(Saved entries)
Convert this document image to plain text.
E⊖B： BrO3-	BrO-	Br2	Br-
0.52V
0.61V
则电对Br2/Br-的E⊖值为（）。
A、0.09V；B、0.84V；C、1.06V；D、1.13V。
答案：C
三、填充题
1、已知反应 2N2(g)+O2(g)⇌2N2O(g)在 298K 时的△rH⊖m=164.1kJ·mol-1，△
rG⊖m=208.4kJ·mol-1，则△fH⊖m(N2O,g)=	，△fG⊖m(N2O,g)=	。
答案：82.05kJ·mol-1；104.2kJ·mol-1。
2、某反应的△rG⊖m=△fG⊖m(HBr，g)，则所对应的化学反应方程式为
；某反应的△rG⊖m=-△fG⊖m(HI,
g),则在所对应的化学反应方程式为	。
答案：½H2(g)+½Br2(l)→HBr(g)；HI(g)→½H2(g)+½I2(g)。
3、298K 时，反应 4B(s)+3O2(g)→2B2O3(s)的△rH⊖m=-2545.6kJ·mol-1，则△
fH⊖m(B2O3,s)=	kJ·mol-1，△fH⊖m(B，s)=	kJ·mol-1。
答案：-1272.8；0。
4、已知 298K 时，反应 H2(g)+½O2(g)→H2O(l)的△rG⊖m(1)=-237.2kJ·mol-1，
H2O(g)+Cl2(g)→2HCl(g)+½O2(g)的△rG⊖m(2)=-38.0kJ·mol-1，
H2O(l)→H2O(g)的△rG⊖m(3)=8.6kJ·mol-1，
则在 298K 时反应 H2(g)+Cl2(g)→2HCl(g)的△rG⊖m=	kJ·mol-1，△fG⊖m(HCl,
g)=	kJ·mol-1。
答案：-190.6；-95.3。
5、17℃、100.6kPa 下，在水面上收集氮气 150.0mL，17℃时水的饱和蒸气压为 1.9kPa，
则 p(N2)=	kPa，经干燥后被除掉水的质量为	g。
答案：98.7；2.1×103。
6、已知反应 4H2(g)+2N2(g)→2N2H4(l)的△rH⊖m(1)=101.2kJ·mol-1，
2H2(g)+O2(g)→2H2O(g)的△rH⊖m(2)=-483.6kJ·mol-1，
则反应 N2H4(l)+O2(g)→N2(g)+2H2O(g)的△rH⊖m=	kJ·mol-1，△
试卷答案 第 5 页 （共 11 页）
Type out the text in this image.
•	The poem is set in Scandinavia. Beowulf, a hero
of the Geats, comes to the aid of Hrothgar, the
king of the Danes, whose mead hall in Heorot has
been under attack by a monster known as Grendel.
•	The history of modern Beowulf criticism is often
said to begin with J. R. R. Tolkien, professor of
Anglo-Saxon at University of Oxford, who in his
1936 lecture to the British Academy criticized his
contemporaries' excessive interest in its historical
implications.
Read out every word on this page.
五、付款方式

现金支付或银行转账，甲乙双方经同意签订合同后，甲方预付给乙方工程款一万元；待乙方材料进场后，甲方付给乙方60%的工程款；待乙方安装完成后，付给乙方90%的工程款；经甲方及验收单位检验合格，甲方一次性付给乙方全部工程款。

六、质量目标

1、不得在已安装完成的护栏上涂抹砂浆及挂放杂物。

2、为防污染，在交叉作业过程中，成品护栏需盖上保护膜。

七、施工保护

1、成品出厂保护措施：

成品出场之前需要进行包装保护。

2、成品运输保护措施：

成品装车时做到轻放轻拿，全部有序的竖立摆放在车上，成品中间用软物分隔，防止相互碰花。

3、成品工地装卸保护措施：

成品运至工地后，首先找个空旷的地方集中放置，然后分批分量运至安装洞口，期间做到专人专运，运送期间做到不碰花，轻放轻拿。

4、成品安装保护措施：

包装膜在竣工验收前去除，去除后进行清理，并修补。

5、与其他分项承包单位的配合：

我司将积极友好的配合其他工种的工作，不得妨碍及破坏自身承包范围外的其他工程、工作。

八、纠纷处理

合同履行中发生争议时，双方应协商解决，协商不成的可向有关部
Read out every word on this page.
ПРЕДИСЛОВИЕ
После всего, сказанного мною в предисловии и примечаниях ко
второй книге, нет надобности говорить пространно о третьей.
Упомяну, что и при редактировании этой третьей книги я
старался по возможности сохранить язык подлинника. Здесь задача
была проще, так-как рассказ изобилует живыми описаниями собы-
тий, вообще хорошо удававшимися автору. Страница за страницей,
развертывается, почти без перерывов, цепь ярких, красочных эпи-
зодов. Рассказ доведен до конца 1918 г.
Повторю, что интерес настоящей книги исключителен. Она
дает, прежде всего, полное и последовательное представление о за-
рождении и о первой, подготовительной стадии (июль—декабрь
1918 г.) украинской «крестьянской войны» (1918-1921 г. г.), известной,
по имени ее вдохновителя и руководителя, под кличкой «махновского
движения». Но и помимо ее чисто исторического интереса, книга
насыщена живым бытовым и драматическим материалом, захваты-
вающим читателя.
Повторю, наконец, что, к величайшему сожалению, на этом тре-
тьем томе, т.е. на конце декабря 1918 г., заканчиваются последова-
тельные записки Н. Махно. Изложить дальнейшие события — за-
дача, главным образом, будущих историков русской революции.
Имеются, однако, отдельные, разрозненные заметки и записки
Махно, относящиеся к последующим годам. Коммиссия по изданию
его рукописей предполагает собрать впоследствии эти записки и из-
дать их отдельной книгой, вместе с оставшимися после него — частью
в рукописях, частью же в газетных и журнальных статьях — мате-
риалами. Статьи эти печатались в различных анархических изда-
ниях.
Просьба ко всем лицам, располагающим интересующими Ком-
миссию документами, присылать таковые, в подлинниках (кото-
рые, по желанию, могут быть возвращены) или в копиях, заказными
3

**STATED GOAL:** Without changing a word, restate the whole listing.

**REPLY TO THE EXERCISE:**
Convert this document image to plain text.
E⊖B： BrO3-	BrO-	Br2	Br-
0.52V
0.61V
则电对Br2/Br-的E⊖值为（）。
A、0.09V；B、0.84V；C、1.06V；D、1.13V。
答案：C
三、填充题
1、已知反应 2N2(g)+O2(g)⇌2N2O(g)在 298K 时的△rH⊖m=164.1kJ·mol-1，△
rG⊖m=208.4kJ·mol-1，则△fH⊖m(N2O,g)=	，△fG⊖m(N2O,g)=	。
答案：82.05kJ·mol-1；104.2kJ·mol-1。
2、某反应的△rG⊖m=△fG⊖m(HBr，g)，则所对应的化学反应方程式为
；某反应的△rG⊖m=-△fG⊖m(HI,
g),则在所对应的化学反应方程式为	。
答案：½H2(g)+½Br2(l)→HBr(g)；HI(g)→½H2(g)+½I2(g)。
3、298K 时，反应 4B(s)+3O2(g)→2B2O3(s)的△rH⊖m=-2545.6kJ·mol-1，则△
fH⊖m(B2O3,s)=	kJ·mol-1，△fH⊖m(B，s)=	kJ·mol-1。
答案：-1272.8；0。
4、已知 298K 时，反应 H2(g)+½O2(g)→H2O(l)的△rG⊖m(1)=-237.2kJ·mol-1，
H2O(g)+Cl2(g)→2HCl(g)+½O2(g)的△rG⊖m(2)=-38.0kJ·mol-1，
H2O(l)→H2O(g)的△rG⊖m(3)=8.6kJ·mol-1，
则在 298K 时反应 H2(g)+Cl2(g)→2HCl(g)的△rG⊖m=	kJ·mol-1，△fG⊖m(HCl,
g)=	kJ·mol-1。
答案：-190.6；-95.3。
5、17℃、100.6kPa 下，在水面上收集氮气 150.0mL，17℃时水的饱和蒸气压为 1.9kPa，
则 p(N2)=	kPa，经干燥后被除掉水的质量为	g。
答案：98.7；2.1×103。
6、已知反应 4H2(g)+2N2(g)→2N2H4(l)的△rH⊖m(1)=101.2kJ·mol-1，
2H2(g)+O2(g)→2H2O(g)的△rH⊖m(2)=-483.6kJ·mol-1，
则反应 N2H4(l)+O2(g)→N2(g)+2H2O(g)的△rH⊖m=	kJ·mol-1，△
试卷答案 第 5 页 （共 11 页）
Type out the text in this image.
•	The poem is set in Scandinavia. Beowulf, a hero
of the Geats, comes to the aid of Hrothgar, the
king of the Danes, whose mead hall in Heorot has
been under attack by a monster known as Grendel.
•	The history of modern Beowulf criticism is often
said to begin with J. R. R. Tolkien, professor of
Anglo-Saxon at University of Oxford, who in his
1936 lecture to the British Academy criticized his
contemporaries' excessive interest in its historical
implications.
Read out every word on this page.
五、付款方式

现金支付或银行转账，甲乙双方经同意签订合同后，甲方预付给乙方工程款一万元；待乙方材料进场后，甲方付给乙方60%的工程款；待乙方安装完成后，付给乙方90%的工程款；经甲方及验收单位检验合格，甲方一次性付给乙方全部工程款。

六、质量目标

1、不得在已安装完成的护栏上涂抹砂浆及挂放杂物。

2、为防污染，在交叉作业过程中，成品护栏需盖上保护膜。

七、施工保护

1、成品出厂保护措施：

成品出场之前需要进行包装保护。

2、成品运输保护措施：

成品装车时做到轻放轻拿，全部有序的竖立摆放在车上，成品中间用软物分隔，防止相互碰花。

3、成品工地装卸保护措施：

成品运至工地后，首先找个空旷的地方集中放置，然后分批分量运至安装洞口，期间做到专人专运，运送期间做到不碰花，轻放轻拿。

4、成品安装保护措施：

包装膜在竣工验收前去除，去除后进行清理，并修补。

5、与其他分项承包单位的配合：

我司将积极友好的配合其他工种的工作，不得妨碍及破坏自身承包范围外的其他工程、工作。

八、纠纷处理

合同履行中发生争议时，双方应协商解决，协商不成的可向有关部
Read out every word on this page.
ПРЕДИСЛОВИЕ
После всего, сказанного мною в предисловии и примечаниях ко
второй книге, нет надобности говорить пространно о третьей.
Упомяну, что и при редактировании этой третьей книги я
старался по возможности сохранить язык подлинника. Здесь задача
была проще, так-как рассказ изобилует живыми описаниями собы-
тий, вообще хорошо удававшимися автору. Страница за страницей,
развертывается, почти без перерывов, цепь ярких, красочных эпи-
зодов. Рассказ доведен до конца 1918 г.
Повторю, что интерес настоящей книги исключителен. Она
дает, прежде всего, полное и последовательное представление о за-
рождении и о первой, подготовительной стадии (июль—декабрь
1918 г.) украинской «крестьянской войны» (1918-1921 г. г.), известной,
по имени ее вдохновителя и руководителя, под кличкой «махновского
движения». Но и помимо ее чисто исторического интереса, книга
насыщена живым бытовым и драматическим материалом, захваты-
вающим читателя.
Повторю, наконец, что, к величайшему сожалению, на этом тре-
тьем томе, т.е. на конце декабря 1918 г., заканчиваются последова-
тельные записки Н. Махно. Изложить дальнейшие события — за-
дача, главным образом, будущих историков русской революции.
Имеются, однако, отдельные, разрозненные заметки и записки
Махно, относящиеся к последующим годам. Коммиссия по изданию
его рукописей предполагает собрать впоследствии эти записки и из-
дать их отдельной книгой, вместе с оставшимися после него — частью
в рукописях, частью же в газетных и журнальных статьях — мате-
риалами. Статьи эти печатались в различных анархических изда-
ниях.
Просьба ко всем лицам, располагающим интересующими Ком-
миссию документами, присылать таковые, в подлинниках (кото-
рые, по желанию, могут быть возвращены) или в копиях, заказными
3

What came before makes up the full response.